Would you write out the listing verbatim and skip every picture in it?

# start of RECORDS FOR THE EXERCISE

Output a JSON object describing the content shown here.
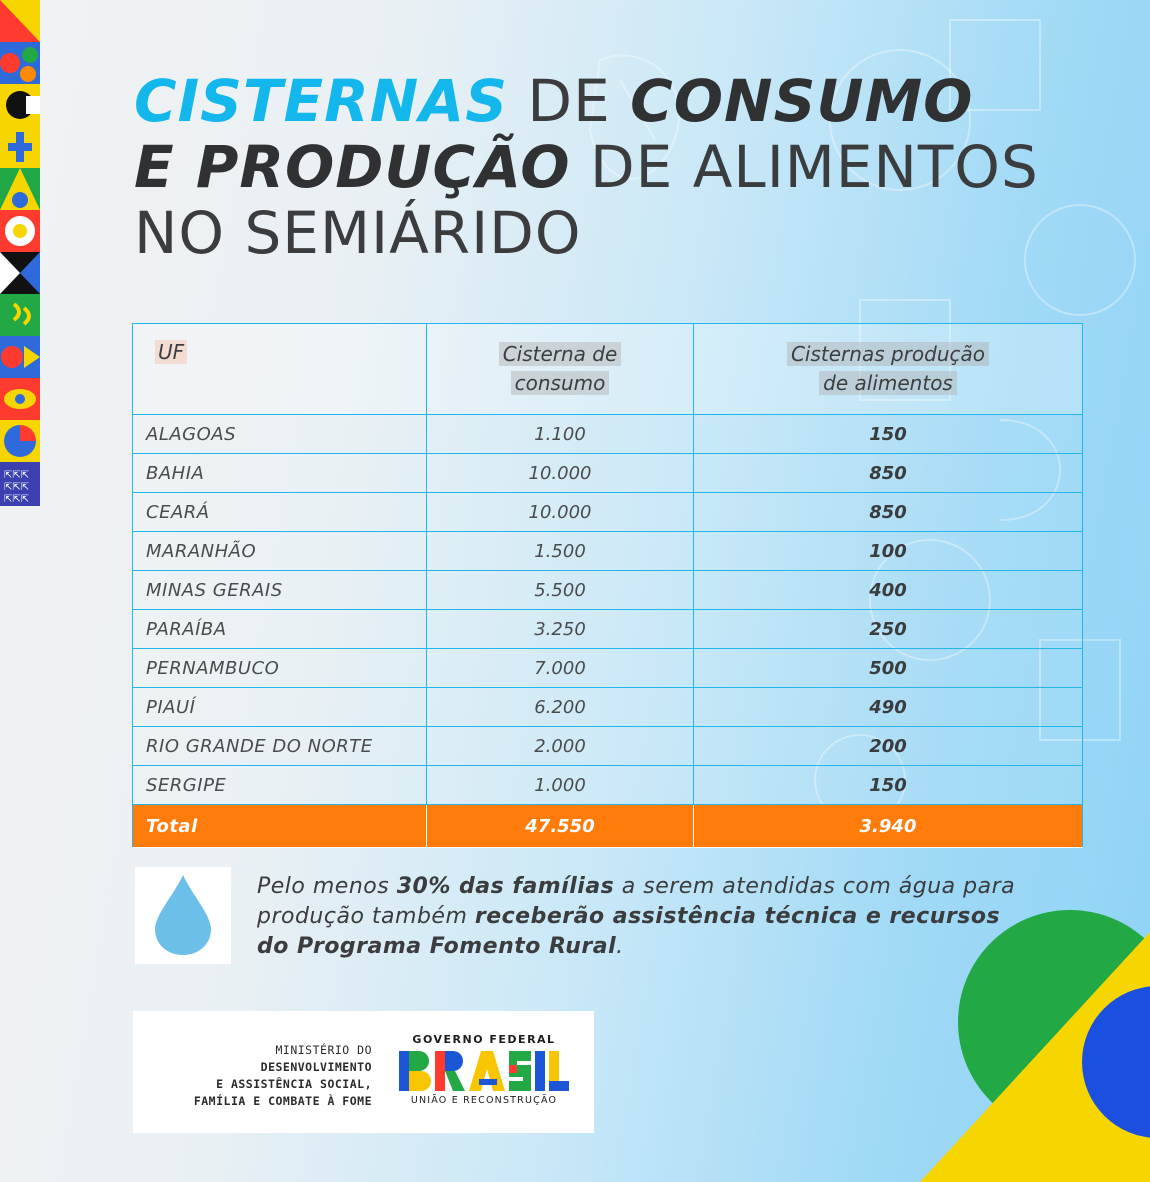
{
  "title": {
    "line1_highlight": "CISTERNAS",
    "line1_connector": "DE",
    "line1_bold": "CONSUMO",
    "line2_bold": "E PRODUÇÃO",
    "line2_rest": "DE ALIMENTOS",
    "line3": "NO SEMIÁRIDO"
  },
  "table": {
    "headers": {
      "uf": "UF",
      "consumo_line1": "Cisterna de",
      "consumo_line2": "consumo",
      "producao_line1": "Cisternas produção",
      "producao_line2": "de alimentos"
    },
    "rows": [
      {
        "uf": "ALAGOAS",
        "consumo": "1.100",
        "producao": "150"
      },
      {
        "uf": "BAHIA",
        "consumo": "10.000",
        "producao": "850"
      },
      {
        "uf": "CEARÁ",
        "consumo": "10.000",
        "producao": "850"
      },
      {
        "uf": "MARANHÃO",
        "consumo": "1.500",
        "producao": "100"
      },
      {
        "uf": "MINAS GERAIS",
        "consumo": "5.500",
        "producao": "400"
      },
      {
        "uf": "PARAÍBA",
        "consumo": "3.250",
        "producao": "250"
      },
      {
        "uf": "PERNAMBUCO",
        "consumo": "7.000",
        "producao": "500"
      },
      {
        "uf": "PIAUÍ",
        "consumo": "6.200",
        "producao": "490"
      },
      {
        "uf": "RIO GRANDE DO NORTE",
        "consumo": "2.000",
        "producao": "200"
      },
      {
        "uf": "SERGIPE",
        "consumo": "1.000",
        "producao": "150"
      }
    ],
    "total": {
      "label": "Total",
      "consumo": "47.550",
      "producao": "3.940"
    }
  },
  "note": {
    "part1": "Pelo menos ",
    "part2_bold": "30% das famílias",
    "part3": " a serem atendidas com água para produção também ",
    "part4_bold": "receberão assistência técnica e recursos do Programa Fomento Rural",
    "part5": "."
  },
  "footer": {
    "ministry_line1": "MINISTÉRIO DO",
    "ministry_line2": "DESENVOLVIMENTO",
    "ministry_line3": "E ASSISTÊNCIA SOCIAL,",
    "ministry_line4": "FAMÍLIA E COMBATE À FOME",
    "gov_header": "GOVERNO FEDERAL",
    "brasil_wordmark": "BRASIL",
    "gov_slogan": "UNIÃO E RECONSTRUÇÃO"
  },
  "icons": [
    "water-drop-icon",
    "brasil-logo",
    "flag-corner-decoration",
    "side-pattern-strip"
  ],
  "colors": {
    "highlight_cyan": "#13b7ec",
    "table_border": "#22b6ea",
    "total_row": "#ff7b0a",
    "drop": "#6bbfe8"
  }
}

# end of RECORDS FOR THE EXERCISE

**REPLY**
Output a JSON object describing the content shown here.
{
  "title": {
    "line1_highlight": "CISTERNAS",
    "line1_connector": "DE",
    "line1_bold": "CONSUMO",
    "line2_bold": "E PRODUÇÃO",
    "line2_rest": "DE ALIMENTOS",
    "line3": "NO SEMIÁRIDO"
  },
  "table": {
    "headers": {
      "uf": "UF",
      "consumo_line1": "Cisterna de",
      "consumo_line2": "consumo",
      "producao_line1": "Cisternas produção",
      "producao_line2": "de alimentos"
    },
    "rows": [
      {
        "uf": "ALAGOAS",
        "consumo": "1.100",
        "producao": "150"
      },
      {
        "uf": "BAHIA",
        "consumo": "10.000",
        "producao": "850"
      },
      {
        "uf": "CEARÁ",
        "consumo": "10.000",
        "producao": "850"
      },
      {
        "uf": "MARANHÃO",
        "consumo": "1.500",
        "producao": "100"
      },
      {
        "uf": "MINAS GERAIS",
        "consumo": "5.500",
        "producao": "400"
      },
      {
        "uf": "PARAÍBA",
        "consumo": "3.250",
        "producao": "250"
      },
      {
        "uf": "PERNAMBUCO",
        "consumo": "7.000",
        "producao": "500"
      },
      {
        "uf": "PIAUÍ",
        "consumo": "6.200",
        "producao": "490"
      },
      {
        "uf": "RIO GRANDE DO NORTE",
        "consumo": "2.000",
        "producao": "200"
      },
      {
        "uf": "SERGIPE",
        "consumo": "1.000",
        "producao": "150"
      }
    ],
    "total": {
      "label": "Total",
      "consumo": "47.550",
      "producao": "3.940"
    }
  },
  "note": {
    "part1": "Pelo menos ",
    "part2_bold": "30% das famílias",
    "part3": " a serem atendidas com água para produção também ",
    "part4_bold": "receberão assistência técnica e recursos do Programa Fomento Rural",
    "part5": "."
  },
  "footer": {
    "ministry_line1": "MINISTÉRIO DO",
    "ministry_line2": "DESENVOLVIMENTO",
    "ministry_line3": "E ASSISTÊNCIA SOCIAL,",
    "ministry_line4": "FAMÍLIA E COMBATE À FOME",
    "gov_header": "GOVERNO FEDERAL",
    "brasil_wordmark": "BRASIL",
    "gov_slogan": "UNIÃO E RECONSTRUÇÃO"
  },
  "icons": [
    "water-drop-icon",
    "brasil-logo",
    "flag-corner-decoration",
    "side-pattern-strip"
  ],
  "colors": {
    "highlight_cyan": "#13b7ec",
    "table_border": "#22b6ea",
    "total_row": "#ff7b0a",
    "drop": "#6bbfe8"
  }
}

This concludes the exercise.